What to work on> Give the number of lines in the data that contain "dilakukan", and nothing more.

Data shown>
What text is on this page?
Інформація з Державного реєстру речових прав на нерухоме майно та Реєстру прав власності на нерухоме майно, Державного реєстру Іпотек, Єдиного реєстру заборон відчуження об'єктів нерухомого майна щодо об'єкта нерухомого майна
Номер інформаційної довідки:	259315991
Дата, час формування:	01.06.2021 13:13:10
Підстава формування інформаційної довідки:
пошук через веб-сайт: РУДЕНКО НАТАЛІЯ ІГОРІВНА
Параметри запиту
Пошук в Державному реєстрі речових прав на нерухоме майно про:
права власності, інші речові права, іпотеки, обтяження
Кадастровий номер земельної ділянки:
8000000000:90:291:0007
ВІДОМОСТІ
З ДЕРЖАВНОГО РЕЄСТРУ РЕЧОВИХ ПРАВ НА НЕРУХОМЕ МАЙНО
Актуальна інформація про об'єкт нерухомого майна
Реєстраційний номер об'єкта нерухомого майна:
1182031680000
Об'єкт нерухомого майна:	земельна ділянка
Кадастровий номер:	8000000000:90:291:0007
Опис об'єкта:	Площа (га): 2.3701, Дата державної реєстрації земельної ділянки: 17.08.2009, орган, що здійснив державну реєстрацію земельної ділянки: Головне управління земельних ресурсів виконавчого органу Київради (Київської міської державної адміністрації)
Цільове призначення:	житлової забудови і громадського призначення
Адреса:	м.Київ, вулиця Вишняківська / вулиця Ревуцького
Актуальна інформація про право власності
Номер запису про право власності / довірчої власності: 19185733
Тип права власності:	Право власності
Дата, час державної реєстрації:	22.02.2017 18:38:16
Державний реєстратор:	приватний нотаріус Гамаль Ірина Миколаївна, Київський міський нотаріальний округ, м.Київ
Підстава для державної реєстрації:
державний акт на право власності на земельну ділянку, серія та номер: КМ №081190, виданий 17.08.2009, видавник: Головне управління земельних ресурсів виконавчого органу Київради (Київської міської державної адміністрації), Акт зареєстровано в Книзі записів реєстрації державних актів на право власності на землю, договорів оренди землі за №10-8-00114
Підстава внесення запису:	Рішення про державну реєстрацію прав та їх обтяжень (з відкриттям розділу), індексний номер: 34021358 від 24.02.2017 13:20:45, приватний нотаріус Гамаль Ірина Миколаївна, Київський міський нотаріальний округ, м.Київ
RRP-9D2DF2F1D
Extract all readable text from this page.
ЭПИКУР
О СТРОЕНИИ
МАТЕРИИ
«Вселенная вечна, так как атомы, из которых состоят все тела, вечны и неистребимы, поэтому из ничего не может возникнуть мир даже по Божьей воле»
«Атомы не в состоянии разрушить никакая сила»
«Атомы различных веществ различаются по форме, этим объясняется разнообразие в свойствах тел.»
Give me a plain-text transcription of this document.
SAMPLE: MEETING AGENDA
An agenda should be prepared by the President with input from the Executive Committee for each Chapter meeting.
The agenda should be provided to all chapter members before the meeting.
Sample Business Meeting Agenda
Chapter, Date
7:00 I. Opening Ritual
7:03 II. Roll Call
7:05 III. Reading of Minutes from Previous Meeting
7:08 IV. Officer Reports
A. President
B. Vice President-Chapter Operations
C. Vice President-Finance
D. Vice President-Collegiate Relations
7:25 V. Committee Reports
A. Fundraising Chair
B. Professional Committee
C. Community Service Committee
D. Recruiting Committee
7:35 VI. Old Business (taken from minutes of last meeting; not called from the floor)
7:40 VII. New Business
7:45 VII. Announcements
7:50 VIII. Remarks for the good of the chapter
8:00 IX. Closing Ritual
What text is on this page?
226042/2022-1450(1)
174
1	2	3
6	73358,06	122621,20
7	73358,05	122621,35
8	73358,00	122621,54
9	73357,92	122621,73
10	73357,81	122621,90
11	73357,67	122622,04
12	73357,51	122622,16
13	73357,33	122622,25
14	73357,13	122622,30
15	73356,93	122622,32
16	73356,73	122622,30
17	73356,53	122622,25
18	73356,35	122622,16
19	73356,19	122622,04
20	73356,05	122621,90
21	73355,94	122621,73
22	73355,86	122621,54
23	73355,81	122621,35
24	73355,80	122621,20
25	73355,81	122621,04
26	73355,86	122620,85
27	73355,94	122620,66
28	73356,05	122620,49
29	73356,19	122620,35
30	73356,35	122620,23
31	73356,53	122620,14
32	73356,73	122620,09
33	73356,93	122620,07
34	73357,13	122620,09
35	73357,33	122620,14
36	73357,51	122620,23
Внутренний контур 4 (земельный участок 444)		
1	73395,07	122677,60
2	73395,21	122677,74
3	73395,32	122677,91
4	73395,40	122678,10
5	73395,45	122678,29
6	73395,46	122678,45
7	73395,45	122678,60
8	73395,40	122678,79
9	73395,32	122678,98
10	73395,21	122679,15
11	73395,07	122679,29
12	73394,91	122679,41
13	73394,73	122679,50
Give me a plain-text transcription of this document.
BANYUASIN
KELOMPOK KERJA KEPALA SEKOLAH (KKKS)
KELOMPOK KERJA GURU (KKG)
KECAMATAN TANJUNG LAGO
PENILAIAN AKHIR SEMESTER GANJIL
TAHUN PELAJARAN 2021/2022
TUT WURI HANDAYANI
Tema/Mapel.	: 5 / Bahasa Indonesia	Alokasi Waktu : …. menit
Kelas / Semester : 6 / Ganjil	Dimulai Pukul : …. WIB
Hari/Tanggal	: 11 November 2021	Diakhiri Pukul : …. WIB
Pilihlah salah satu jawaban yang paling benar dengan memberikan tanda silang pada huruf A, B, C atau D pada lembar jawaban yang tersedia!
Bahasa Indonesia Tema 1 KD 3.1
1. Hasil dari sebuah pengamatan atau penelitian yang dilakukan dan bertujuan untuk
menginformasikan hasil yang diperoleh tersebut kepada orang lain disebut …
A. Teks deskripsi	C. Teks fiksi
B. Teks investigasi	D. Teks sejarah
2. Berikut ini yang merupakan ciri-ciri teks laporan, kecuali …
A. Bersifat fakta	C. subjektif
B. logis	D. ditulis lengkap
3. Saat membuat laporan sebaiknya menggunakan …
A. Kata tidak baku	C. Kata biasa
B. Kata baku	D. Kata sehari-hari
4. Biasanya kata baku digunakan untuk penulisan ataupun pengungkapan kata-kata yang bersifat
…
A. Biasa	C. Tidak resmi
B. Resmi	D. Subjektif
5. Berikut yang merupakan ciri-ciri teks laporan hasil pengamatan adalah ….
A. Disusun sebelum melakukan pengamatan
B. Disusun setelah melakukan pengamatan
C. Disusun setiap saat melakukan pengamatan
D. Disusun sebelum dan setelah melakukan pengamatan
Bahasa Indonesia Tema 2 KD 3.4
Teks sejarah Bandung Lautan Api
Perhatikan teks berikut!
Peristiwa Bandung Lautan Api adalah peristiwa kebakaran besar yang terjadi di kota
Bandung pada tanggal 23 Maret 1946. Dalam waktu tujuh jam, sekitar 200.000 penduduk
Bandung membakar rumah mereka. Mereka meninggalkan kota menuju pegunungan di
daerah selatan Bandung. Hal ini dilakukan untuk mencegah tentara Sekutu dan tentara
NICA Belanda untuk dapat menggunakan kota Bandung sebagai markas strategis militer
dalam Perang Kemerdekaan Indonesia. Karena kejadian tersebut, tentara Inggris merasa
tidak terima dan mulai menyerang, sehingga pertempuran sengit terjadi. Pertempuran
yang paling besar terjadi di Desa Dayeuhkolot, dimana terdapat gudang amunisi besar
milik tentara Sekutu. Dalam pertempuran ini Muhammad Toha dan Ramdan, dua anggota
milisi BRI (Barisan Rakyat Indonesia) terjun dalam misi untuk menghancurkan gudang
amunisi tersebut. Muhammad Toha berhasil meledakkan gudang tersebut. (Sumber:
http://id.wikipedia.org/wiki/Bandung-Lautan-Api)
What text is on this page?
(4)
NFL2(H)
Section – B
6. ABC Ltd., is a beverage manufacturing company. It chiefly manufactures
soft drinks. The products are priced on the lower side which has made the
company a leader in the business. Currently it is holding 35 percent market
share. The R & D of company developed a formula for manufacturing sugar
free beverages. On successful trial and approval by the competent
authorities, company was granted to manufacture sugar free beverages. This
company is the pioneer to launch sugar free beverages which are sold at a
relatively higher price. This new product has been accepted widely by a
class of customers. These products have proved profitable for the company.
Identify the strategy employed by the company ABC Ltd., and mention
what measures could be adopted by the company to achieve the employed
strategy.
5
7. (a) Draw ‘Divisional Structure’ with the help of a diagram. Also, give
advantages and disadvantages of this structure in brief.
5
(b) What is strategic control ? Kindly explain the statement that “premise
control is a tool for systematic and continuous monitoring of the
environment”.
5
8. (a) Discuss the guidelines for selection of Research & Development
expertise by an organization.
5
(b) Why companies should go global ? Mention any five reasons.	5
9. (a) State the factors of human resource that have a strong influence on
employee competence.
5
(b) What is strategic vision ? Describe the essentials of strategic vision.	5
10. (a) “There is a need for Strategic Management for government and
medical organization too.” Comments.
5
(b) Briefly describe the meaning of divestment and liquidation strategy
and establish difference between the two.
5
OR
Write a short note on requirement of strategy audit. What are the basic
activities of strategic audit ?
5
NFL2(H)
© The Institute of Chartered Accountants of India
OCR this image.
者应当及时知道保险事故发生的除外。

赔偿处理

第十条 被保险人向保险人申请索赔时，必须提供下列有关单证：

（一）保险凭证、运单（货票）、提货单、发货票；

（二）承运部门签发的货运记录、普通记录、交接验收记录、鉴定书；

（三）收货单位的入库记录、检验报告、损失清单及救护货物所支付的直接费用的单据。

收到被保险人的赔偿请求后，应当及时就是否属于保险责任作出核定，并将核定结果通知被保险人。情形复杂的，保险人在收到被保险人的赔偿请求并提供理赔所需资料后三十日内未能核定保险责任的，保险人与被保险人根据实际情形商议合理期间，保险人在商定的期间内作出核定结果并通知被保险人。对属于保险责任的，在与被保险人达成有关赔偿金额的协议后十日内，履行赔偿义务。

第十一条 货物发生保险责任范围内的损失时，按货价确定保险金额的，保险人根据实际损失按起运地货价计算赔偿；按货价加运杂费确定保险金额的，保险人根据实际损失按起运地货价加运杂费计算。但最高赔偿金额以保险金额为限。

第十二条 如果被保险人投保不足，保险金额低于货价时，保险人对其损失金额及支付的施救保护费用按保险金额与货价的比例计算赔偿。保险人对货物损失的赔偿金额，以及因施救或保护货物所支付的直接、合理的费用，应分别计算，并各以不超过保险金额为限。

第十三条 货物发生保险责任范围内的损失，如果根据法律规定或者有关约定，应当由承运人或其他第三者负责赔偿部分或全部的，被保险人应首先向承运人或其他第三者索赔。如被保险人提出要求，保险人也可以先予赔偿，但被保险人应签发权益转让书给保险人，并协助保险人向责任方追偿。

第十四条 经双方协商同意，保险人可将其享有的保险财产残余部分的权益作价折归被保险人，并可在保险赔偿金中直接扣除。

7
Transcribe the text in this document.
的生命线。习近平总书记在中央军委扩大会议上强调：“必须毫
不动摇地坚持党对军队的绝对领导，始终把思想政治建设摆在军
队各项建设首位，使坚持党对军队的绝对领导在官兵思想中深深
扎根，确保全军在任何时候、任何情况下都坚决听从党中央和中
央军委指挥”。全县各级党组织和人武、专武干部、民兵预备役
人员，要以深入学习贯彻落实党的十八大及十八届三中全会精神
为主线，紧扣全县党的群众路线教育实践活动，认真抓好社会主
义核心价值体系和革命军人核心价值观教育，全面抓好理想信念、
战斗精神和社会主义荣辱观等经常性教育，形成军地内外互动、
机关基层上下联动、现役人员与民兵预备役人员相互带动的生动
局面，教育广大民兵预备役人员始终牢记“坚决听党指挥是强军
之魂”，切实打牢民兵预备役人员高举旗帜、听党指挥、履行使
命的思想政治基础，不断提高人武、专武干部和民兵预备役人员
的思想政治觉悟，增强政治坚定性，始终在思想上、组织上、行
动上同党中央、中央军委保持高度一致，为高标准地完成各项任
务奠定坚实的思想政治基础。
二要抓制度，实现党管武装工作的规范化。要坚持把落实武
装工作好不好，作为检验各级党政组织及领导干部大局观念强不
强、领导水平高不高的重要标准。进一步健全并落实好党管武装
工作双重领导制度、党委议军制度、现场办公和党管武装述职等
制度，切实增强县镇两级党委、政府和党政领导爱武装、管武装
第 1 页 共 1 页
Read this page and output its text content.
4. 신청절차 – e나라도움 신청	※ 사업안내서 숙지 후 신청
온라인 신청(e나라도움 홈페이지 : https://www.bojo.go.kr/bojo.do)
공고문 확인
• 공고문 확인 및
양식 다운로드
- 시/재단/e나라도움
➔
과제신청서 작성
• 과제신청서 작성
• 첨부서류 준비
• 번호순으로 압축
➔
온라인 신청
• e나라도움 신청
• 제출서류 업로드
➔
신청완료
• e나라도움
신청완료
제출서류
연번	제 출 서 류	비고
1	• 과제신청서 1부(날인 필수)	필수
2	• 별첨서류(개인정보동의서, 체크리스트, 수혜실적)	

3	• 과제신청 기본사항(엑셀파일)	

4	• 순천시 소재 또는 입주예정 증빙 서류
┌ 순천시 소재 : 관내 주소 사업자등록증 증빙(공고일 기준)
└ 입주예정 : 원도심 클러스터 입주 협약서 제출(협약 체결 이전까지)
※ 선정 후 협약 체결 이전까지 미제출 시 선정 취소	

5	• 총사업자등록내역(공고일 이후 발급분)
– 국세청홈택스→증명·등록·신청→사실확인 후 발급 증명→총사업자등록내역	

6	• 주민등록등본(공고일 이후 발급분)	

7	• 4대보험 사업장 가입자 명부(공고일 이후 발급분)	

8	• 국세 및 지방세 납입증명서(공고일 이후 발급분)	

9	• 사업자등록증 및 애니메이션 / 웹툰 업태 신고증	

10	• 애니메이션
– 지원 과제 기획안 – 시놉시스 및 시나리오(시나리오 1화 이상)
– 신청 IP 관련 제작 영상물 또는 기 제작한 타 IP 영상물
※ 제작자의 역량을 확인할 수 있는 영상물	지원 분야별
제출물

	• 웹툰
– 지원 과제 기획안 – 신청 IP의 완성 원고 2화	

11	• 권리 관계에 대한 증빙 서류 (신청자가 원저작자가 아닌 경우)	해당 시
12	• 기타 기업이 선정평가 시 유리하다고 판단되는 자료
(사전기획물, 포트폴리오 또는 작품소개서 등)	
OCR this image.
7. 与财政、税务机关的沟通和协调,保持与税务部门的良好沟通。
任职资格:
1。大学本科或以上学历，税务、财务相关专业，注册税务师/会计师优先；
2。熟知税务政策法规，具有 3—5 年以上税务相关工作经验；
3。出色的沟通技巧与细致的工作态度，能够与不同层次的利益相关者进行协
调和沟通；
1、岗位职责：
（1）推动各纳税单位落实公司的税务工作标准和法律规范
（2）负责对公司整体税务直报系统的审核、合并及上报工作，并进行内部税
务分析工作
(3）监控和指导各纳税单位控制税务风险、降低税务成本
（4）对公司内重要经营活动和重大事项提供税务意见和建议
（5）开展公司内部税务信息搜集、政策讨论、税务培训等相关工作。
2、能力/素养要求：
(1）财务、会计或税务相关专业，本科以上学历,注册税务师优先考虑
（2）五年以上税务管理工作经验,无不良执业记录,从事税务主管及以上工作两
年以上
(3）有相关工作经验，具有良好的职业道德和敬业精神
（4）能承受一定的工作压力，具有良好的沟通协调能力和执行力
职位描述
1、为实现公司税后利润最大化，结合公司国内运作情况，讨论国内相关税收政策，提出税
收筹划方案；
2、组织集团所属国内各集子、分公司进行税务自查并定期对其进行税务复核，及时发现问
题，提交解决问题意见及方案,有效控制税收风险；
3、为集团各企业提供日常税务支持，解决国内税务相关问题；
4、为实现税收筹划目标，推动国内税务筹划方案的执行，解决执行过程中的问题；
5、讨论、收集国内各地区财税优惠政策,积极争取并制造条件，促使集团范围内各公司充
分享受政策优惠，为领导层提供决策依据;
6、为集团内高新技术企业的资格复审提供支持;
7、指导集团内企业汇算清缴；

Task response> 2